--- EXERCISE PROMPT ---
From the note below on time in knowledge graphs, list every fact written out in parentheses, in the order they appear.

Start of GIVEN TEXT

Data&Musée

Explorer les données de l'héritage culturel français

Remarks on the temporal dimension in knowledge graphs

I am talking here about knowledge bases based on the RDF representation. A question that often comes up is the expression of a temporal qualification that applies to a fact (expressed by an RDF triple).

For example, the following fact, expressed in a non-rigorous way:

(Pablo Picasso, married to, Olga Khokhlova)

This fact is obviously true only from a certain date. Picasso was not married at birth. So we have to introduce a 'fact' about the previous fact:

((Pablo Picasso, married to, Olga Khokhlova), from, 1918)

This can be expressed with the reification technique (explanations). It can be expressed with the extensions introduced by RDF* (RDF star) and exploitable with SPARL*.

There are also other ways to introduce a temporal dimension in triples.

For example, the Wikidata class 'country' has a subclass 'historical country'. This allows to introduce a precision without using reification. For example, instead of using

(USSR, is an instance of, country)

which can be considered as currently false or at least imprecise, we will introduce

(USSR, is an instance of, historical country)

During the production of the article "Rule Mining for Semantifying Wikilinks" with Luis Galaragga, we generated triples by a rule search method applying on a set of triples. The rate of true triples generated was good. But an observation of the erroneous triples showed recurrent series of errors based on the same pattern. For example:

(soccer player xxx, is a member of, team yyy)

End of GIVEN TEXT
Start of DATASET CONTENT

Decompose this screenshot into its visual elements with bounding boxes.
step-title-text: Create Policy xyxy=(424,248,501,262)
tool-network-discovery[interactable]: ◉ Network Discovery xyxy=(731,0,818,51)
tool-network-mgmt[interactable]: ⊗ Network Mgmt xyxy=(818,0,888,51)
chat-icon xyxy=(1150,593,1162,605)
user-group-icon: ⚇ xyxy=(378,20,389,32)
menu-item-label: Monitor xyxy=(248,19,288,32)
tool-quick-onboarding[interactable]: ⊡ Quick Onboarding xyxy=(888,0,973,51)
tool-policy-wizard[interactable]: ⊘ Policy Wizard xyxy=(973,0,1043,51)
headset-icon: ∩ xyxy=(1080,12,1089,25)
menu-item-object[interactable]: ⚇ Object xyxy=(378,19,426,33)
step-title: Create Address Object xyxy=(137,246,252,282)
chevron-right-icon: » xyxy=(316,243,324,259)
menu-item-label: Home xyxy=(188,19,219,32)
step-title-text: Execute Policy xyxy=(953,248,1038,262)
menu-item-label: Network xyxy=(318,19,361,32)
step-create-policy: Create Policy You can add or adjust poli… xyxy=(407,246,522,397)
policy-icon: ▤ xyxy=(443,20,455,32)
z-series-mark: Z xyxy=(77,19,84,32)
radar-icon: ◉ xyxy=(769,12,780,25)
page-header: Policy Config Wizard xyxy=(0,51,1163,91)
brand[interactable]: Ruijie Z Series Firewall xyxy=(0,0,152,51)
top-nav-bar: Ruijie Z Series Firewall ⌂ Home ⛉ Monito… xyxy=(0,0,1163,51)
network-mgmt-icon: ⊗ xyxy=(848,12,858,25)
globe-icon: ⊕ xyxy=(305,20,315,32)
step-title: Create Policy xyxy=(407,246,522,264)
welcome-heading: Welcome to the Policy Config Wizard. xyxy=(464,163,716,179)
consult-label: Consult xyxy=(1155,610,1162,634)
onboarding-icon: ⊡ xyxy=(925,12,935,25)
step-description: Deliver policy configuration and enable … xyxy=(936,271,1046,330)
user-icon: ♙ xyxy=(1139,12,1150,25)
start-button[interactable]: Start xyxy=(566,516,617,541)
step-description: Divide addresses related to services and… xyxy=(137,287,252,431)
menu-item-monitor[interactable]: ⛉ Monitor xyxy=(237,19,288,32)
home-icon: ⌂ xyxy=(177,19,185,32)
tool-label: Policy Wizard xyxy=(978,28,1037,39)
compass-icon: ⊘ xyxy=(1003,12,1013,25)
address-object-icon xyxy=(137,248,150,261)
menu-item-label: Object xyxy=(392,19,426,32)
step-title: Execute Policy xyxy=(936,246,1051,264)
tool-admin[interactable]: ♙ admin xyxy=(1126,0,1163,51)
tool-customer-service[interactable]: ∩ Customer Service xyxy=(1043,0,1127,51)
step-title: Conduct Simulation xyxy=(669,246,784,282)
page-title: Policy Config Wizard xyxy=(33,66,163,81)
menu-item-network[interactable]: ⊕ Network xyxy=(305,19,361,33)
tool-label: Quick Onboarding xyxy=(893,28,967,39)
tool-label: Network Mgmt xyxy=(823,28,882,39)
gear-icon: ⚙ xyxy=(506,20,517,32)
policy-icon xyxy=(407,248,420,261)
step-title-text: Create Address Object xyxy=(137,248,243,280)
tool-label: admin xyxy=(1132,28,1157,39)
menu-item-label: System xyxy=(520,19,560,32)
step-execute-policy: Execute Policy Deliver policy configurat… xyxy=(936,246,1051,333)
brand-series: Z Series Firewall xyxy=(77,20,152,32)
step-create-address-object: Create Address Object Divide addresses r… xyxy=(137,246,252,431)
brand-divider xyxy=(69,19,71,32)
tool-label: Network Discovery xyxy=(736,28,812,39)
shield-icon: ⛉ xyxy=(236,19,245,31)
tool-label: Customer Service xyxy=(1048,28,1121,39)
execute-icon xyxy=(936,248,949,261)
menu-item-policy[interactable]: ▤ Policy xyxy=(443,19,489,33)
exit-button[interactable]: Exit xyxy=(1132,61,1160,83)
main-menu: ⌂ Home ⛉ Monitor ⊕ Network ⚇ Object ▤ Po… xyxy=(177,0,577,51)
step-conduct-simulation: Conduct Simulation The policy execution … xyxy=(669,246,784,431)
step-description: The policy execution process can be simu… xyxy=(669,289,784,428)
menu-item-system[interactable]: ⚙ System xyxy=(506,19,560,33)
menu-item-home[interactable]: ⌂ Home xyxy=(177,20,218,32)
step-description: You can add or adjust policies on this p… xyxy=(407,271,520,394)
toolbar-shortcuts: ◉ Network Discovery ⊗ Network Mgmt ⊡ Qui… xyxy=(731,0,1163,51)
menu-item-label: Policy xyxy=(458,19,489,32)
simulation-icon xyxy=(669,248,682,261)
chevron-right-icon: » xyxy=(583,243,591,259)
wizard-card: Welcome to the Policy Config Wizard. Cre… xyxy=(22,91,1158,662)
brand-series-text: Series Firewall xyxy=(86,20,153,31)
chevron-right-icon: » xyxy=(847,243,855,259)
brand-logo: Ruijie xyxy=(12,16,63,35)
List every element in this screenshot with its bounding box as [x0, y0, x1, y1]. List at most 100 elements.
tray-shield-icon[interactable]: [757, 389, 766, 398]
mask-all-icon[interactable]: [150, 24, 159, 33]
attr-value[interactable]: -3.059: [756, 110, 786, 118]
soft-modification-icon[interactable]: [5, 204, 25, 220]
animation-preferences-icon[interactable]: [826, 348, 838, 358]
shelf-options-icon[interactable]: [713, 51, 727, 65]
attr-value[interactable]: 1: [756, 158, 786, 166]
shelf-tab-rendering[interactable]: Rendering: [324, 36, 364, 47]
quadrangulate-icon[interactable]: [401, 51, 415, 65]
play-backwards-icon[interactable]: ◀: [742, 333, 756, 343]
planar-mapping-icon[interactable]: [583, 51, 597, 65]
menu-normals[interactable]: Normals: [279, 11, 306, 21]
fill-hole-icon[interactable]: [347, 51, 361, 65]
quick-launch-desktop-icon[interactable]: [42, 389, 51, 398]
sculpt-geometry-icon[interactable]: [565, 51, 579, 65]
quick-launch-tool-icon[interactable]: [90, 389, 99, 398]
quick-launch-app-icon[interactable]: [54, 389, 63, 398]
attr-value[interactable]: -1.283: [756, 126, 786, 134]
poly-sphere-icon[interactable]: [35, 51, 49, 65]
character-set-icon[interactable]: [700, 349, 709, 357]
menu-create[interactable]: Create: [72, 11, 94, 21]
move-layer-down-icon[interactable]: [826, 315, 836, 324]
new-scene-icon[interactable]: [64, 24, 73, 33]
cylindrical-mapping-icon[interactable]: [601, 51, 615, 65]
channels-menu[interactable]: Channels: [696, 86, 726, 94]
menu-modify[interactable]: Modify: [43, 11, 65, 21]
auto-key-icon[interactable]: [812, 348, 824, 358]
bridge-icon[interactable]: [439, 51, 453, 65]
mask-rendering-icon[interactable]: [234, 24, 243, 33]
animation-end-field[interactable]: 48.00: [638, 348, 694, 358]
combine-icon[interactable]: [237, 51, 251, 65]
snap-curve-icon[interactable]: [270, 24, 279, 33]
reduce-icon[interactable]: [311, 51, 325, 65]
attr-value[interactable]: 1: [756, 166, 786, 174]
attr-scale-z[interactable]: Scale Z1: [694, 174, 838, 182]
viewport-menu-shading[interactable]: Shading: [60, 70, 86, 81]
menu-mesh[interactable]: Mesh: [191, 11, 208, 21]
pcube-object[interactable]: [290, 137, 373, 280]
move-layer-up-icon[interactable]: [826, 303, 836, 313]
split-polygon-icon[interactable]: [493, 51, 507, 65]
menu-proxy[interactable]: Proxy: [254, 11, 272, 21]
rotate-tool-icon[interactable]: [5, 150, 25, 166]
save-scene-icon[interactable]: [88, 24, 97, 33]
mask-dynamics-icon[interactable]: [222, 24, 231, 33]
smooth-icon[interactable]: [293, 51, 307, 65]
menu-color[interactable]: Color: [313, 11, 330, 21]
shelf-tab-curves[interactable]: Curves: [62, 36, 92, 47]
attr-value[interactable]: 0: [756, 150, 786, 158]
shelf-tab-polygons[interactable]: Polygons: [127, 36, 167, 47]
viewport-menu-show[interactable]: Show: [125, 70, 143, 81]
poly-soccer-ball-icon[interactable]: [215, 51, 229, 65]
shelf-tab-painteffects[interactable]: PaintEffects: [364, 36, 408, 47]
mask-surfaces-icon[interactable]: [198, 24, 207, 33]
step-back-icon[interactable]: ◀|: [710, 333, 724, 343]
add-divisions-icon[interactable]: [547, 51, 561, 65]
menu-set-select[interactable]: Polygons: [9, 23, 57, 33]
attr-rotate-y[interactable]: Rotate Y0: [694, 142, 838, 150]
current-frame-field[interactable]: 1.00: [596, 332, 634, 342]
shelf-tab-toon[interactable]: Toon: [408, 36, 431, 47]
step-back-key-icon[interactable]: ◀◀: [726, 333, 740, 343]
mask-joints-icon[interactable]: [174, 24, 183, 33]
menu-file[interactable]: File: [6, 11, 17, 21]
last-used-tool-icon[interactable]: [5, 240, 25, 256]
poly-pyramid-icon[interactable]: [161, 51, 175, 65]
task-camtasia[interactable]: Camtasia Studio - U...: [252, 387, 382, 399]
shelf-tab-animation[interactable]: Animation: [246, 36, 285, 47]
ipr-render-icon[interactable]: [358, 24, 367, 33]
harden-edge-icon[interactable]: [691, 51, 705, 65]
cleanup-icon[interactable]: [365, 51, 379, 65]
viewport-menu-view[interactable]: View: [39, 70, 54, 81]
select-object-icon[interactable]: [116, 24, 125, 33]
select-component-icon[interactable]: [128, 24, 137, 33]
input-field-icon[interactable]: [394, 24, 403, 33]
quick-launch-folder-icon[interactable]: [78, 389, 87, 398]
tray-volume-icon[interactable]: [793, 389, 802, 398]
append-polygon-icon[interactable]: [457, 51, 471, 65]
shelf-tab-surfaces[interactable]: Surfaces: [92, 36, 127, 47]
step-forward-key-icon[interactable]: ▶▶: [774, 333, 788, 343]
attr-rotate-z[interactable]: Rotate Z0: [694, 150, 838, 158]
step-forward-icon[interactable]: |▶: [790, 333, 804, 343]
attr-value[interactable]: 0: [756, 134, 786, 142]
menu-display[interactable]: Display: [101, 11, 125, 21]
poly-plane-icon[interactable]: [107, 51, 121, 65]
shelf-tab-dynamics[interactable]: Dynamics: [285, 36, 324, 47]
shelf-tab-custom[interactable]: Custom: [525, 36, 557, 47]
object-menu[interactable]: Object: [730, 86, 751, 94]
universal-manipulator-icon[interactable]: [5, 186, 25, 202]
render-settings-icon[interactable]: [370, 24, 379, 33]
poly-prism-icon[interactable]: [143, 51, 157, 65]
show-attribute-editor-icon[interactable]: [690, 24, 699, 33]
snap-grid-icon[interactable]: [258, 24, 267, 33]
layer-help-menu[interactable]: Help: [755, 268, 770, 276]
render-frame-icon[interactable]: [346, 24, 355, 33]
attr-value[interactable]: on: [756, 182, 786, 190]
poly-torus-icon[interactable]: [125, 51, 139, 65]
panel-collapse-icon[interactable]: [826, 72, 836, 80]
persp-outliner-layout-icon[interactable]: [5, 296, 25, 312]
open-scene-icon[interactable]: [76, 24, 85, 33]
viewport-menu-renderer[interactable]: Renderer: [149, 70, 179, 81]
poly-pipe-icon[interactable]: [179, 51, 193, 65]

End of DATASET CONTENT

--- THE RESPONSE ---
(Pablo Picasso, married to, Olga Khokhlova)
((Pablo Picasso, married to, Olga Khokhlova), from, 1918)
(USSR, is an instance of, country)
(USSR, is an instance of, historical country)
(soccer player xxx, is a member of, team yyy)